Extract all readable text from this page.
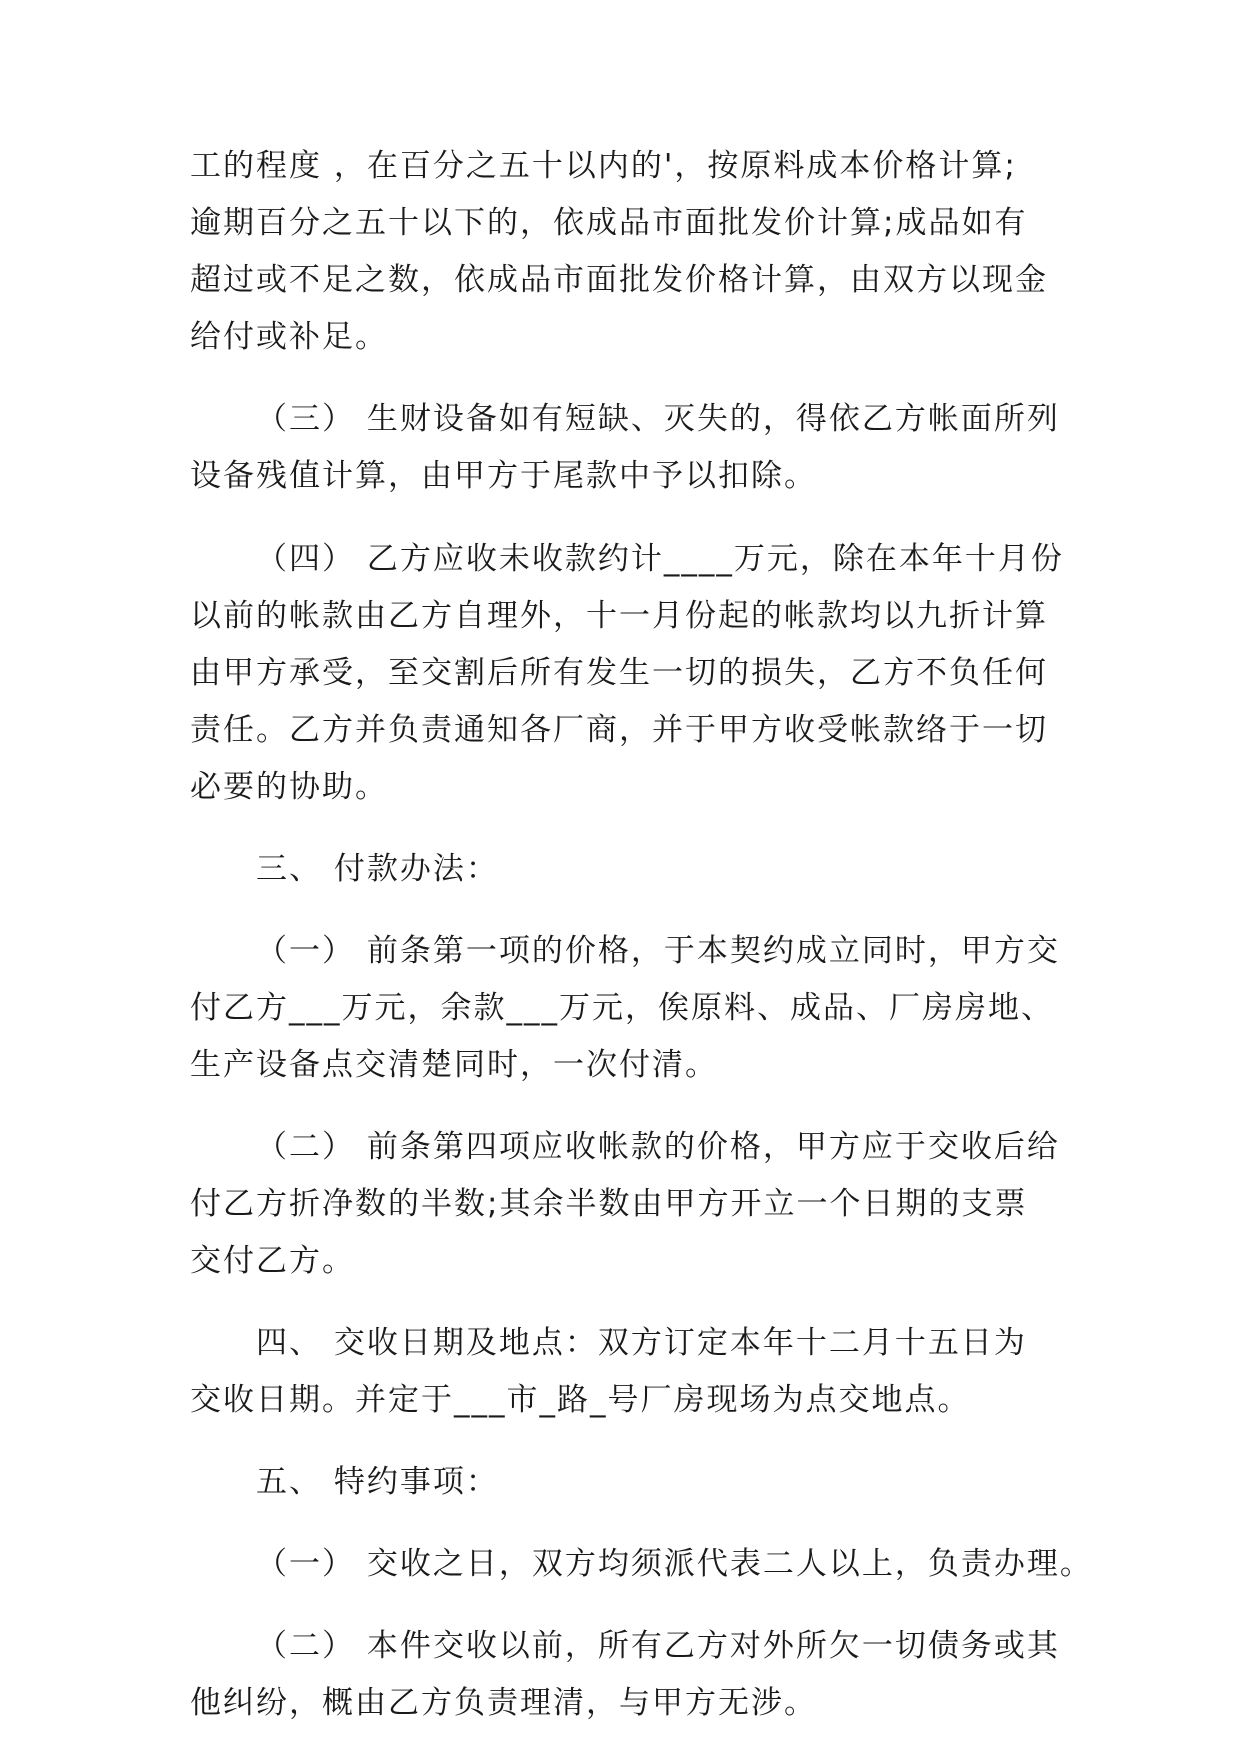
工的程度 ，在百分之五十以内的'，按原料成本价格计算;
逾期百分之五十以下的，依成品市面批发价计算;成品如有
超过或不足之数，依成品市面批发价格计算，由双方以现金
给付或补足。
（三） 生财设备如有短缺、灭失的，得依乙方帐面所列
设备残值计算，由甲方于尾款中予以扣除。
（四） 乙方应收未收款约计____万元，除在本年十月份
以前的帐款由乙方自理外，十一月份起的帐款均以九折计算
由甲方承受，至交割后所有发生一切的损失，乙方不负任何
责任。乙方并负责通知各厂商，并于甲方收受帐款络于一切
必要的协助。
三、 付款办法：
（一） 前条第一项的价格，于本契约成立同时，甲方交
付乙方___万元，余款___万元，俟原料、成品、厂房房地、
生产设备点交清楚同时，一次付清。
（二） 前条第四项应收帐款的价格，甲方应于交收后给
付乙方折净数的半数;其余半数由甲方开立一个日期的支票
交付乙方。
四、 交收日期及地点：双方订定本年十二月十五日为
交收日期。并定于___市_路_号厂房现场为点交地点。
五、 特约事项：
（一） 交收之日，双方均须派代表二人以上，负责办理。
（二） 本件交收以前，所有乙方对外所欠一切债务或其
他纠纷，概由乙方负责理清，与甲方无涉。
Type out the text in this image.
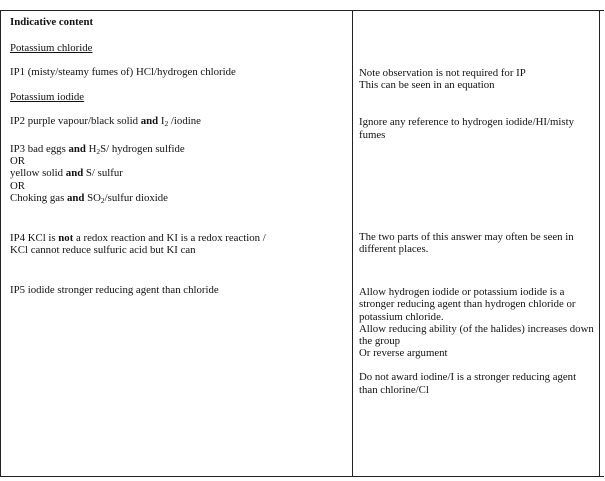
Indicative content

Potassium chloride

IP1 (misty/steamy fumes of) HCl/hydrogen chloride

Potassium iodide

IP2 purple vapour/black solid and $I_2$ /iodine

IP3 bad eggs and $H_2S/$ hydrogen sulfide

OR

yellow solid and S/ sulfur

OR

Choking gas and $SO_2$/sulfur dioxide

IP4 KCl is not a redox reaction and KI is a redox reaction /

KCl cannot reduce sulfuric acid but KI can

IP5 iodide stronger reducing agent than chloride

Note observation is not required for IP

This can be seen in an equation

Ignore any reference to hydrogen iodide/HI/misty fumes

The two parts of this answer may often be seen in different places.

Allow hydrogen iodide or potassium iodide is a stronger reducing agent than hydrogen chloride or potassium chloride.

Allow reducing ability (of the halides) increases down the group

Or reverse argument

Do not award iodine/I is a stronger reducing agent than chlorine/Cl
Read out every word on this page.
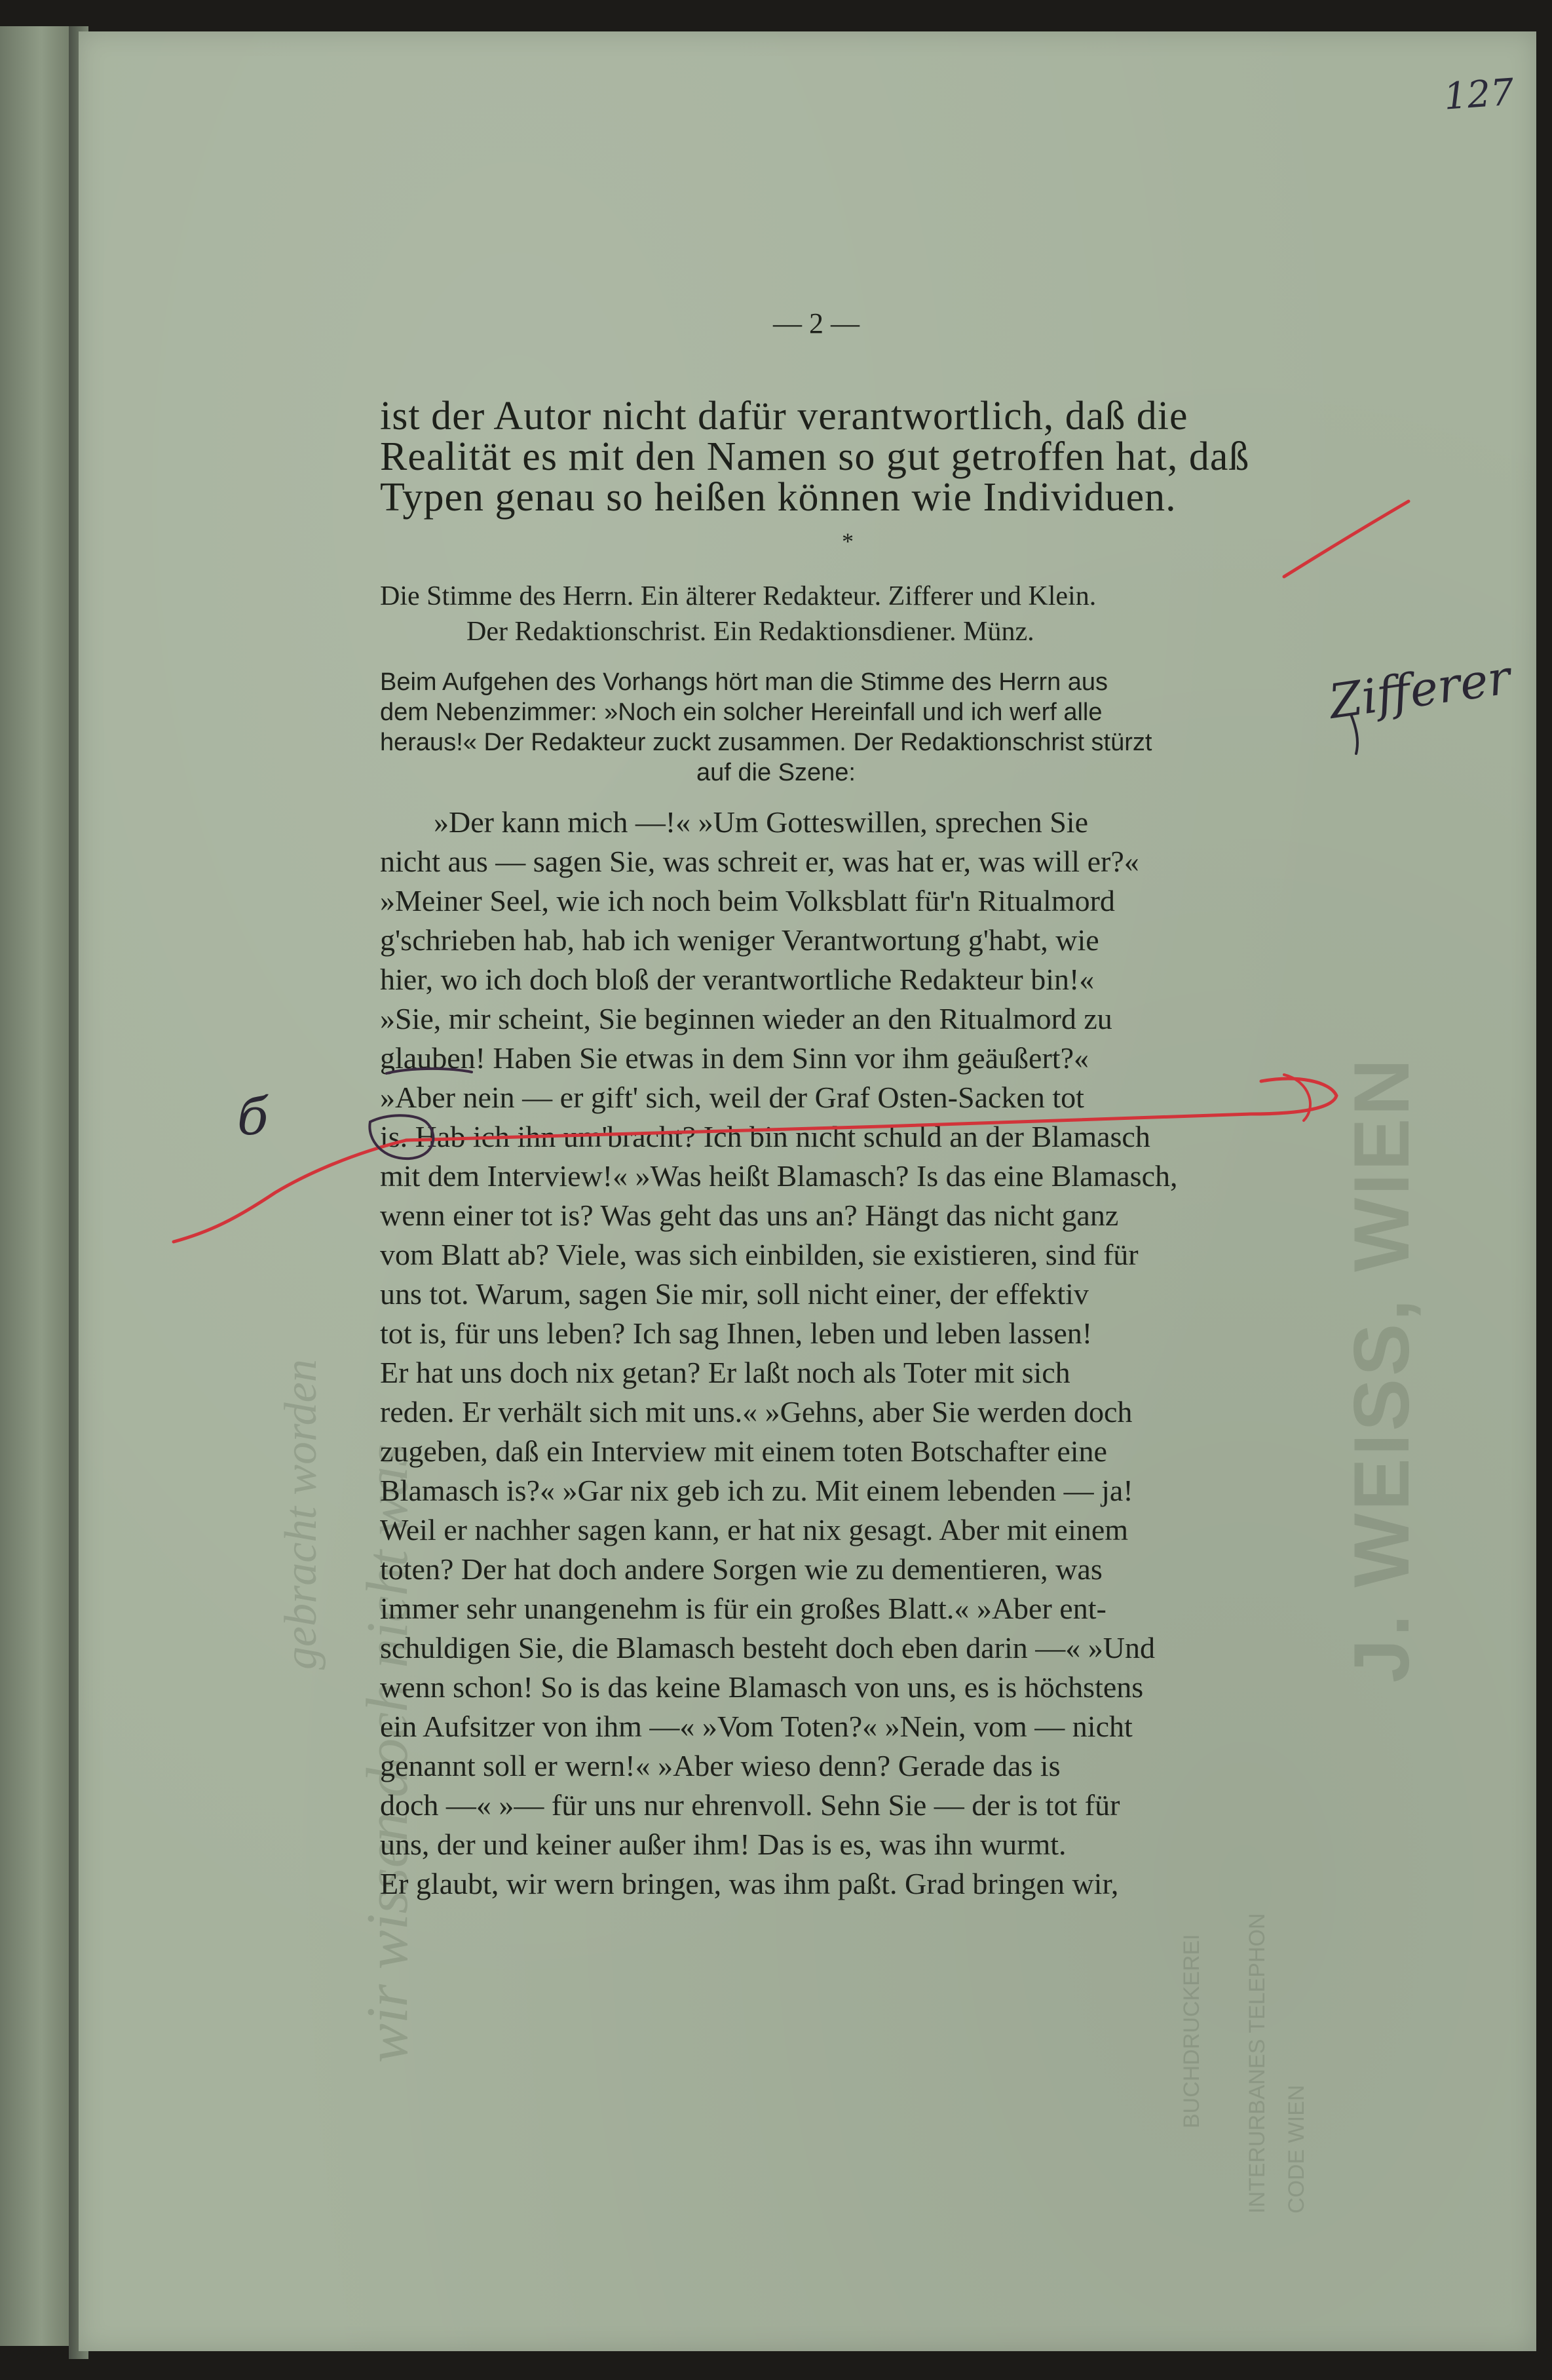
J. WEISS, WIEN
INTERURBANES TELEPHON CODE WIEN
BUCHDRUCKEREI
wir wissen doch nicht was
gebracht worden
127
— 2 —
ist der Autor nicht dafür verantwortlich, daß die
Realität es mit den Namen so gut getroffen hat, daß
Typen genau so heißen können wie Individuen.
*
Die Stimme des Herrn. Ein älterer Redakteur. Zifferer und Klein.
Der Redaktionschrist. Ein Redaktionsdiener. Münz.
Beim Aufgehen des Vorhangs hört man die Stimme des Herrn aus
dem Nebenzimmer: »Noch ein solcher Hereinfall und ich werf alle
heraus!« Der Redakteur zuckt zusammen. Der Redaktionschrist stürzt
auf die Szene:
»Der kann mich —!« »Um Gotteswillen, sprechen Sie
nicht aus — sagen Sie, was schreit er, was hat er, was will er?«
»Meiner Seel, wie ich noch beim Volksblatt für'n Ritualmord
g'schrieben hab, hab ich weniger Verantwortung g'habt, wie
hier, wo ich doch bloß der verantwortliche Redakteur bin!«
»Sie, mir scheint, Sie beginnen wieder an den Ritualmord zu
glauben! Haben Sie etwas in dem Sinn vor ihm geäußert?«
»Aber nein — er gift' sich, weil der Graf Osten-Sacken tot
is. Hab ich ihn um'bracht? Ich bin nicht schuld an der Blamasch
mit dem Interview!« »Was heißt Blamasch? Is das eine Blamasch,
wenn einer tot is? Was geht das uns an? Hängt das nicht ganz
vom Blatt ab? Viele, was sich einbilden, sie existieren, sind für
uns tot. Warum, sagen Sie mir, soll nicht einer, der effektiv
tot is, für uns leben? Ich sag Ihnen, leben und leben lassen!
Er hat uns doch nix getan? Er laßt noch als Toter mit sich
reden. Er verhält sich mit uns.« »Gehns, aber Sie werden doch
zugeben, daß ein Interview mit einem toten Botschafter eine
Blamasch is?« »Gar nix geb ich zu. Mit einem lebenden — ja!
Weil er nachher sagen kann, er hat nix gesagt. Aber mit einem
toten? Der hat doch andere Sorgen wie zu dementieren, was
immer sehr unangenehm is für ein großes Blatt.« »Aber ent-
schuldigen Sie, die Blamasch besteht doch eben darin —« »Und
wenn schon! So is das keine Blamasch von uns, es is höchstens
ein Aufsitzer von ihm —« »Vom Toten?« »Nein, vom — nicht
genannt soll er wern!« »Aber wieso denn? Gerade das is
doch —« »— für uns nur ehrenvoll. Sehn Sie — der is tot für
uns, der und keiner außer ihm! Das is es, was ihn wurmt.
Er glaubt, wir wern bringen, was ihm paßt. Grad bringen wir,
Zifferer
б
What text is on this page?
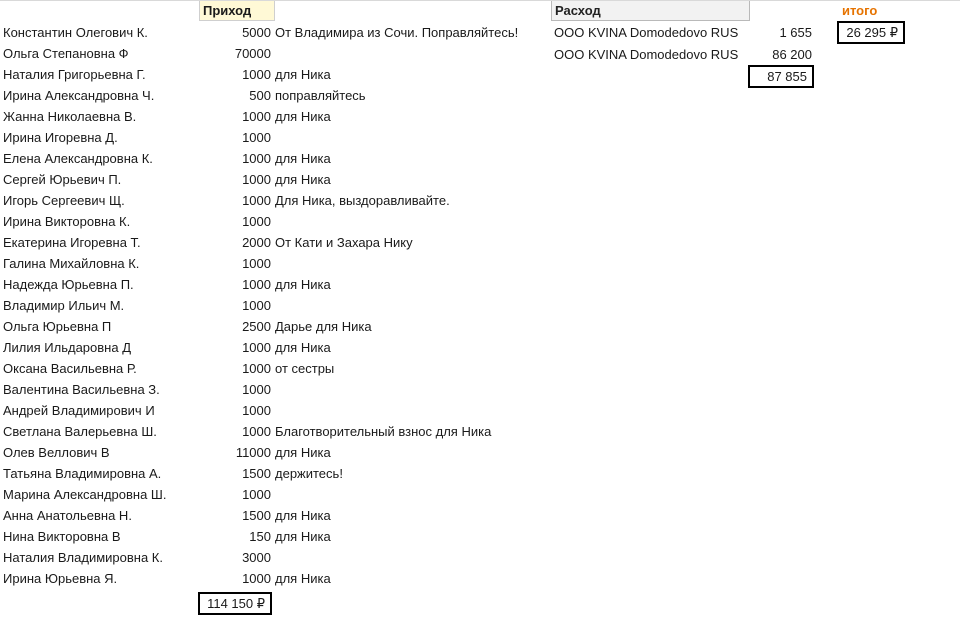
Приход	Расход	итого
26 295 ₽
ООО KVINA Domodedovo RUS	1 655
ООО KVINA Domodedovo RUS	86 200
87 855
Константин Олегович К.	5000 От Владимира из Сочи. Поправляйтесь!
Ольга Степановна Ф	70000
Наталия Григорьевна Г.	1000 для Ника
Ирина Александровна Ч.	500 поправляйтесь
Жанна Николаевна В.	1000 для Ника
Ирина Игоревна Д.	1000
Елена Александровна К.	1000 для Ника
Сергей Юрьевич П.	1000 для Ника
Игорь Сергеевич Щ.	1000 Для Ника, выздоравливайте.
Ирина Викторовна К.	1000
Екатерина Игоревна Т.	2000 От Кати и Захара Нику
Галина Михайловна К.	1000
Надежда Юрьевна П.	1000 для Ника
Владимир Ильич М.	1000
Ольга Юрьевна П	2500 Дарье для Ника
Лилия Ильдаровна Д	1000 для Ника
Оксана Васильевна Р.	1000 от сестры
Валентина Васильевна З.	1000
Андрей Владимирович И	1000
Светлана Валерьевна Ш.	1000 Благотворительный взнос для Ника
Олев Веллович В	11000 для Ника
Татьяна Владимировна А.	1500 держитесь!
Марина Александровна Ш.	1000
Анна Анатольевна Н.	1500 для Ника
Нина Викторовна В	150 для Ника
Наталия Владимировна К.	3000
Ирина Юрьевна Я.	1000 для Ника
114 150 ₽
- - - - - - -
Aim of the exercise = Identify the lines of the data that contain the word "chloride". Copy each of them.

Expected answer =
Potassium chloride
IP1 (misty/steamy fumes of) HCl/hydrogen chloride
IP5 iodide stronger reducing agent than chloride
Allow hydrogen iodide or potassium iodide is a stronger reducing agent than hydrogen chloride or potassium chloride.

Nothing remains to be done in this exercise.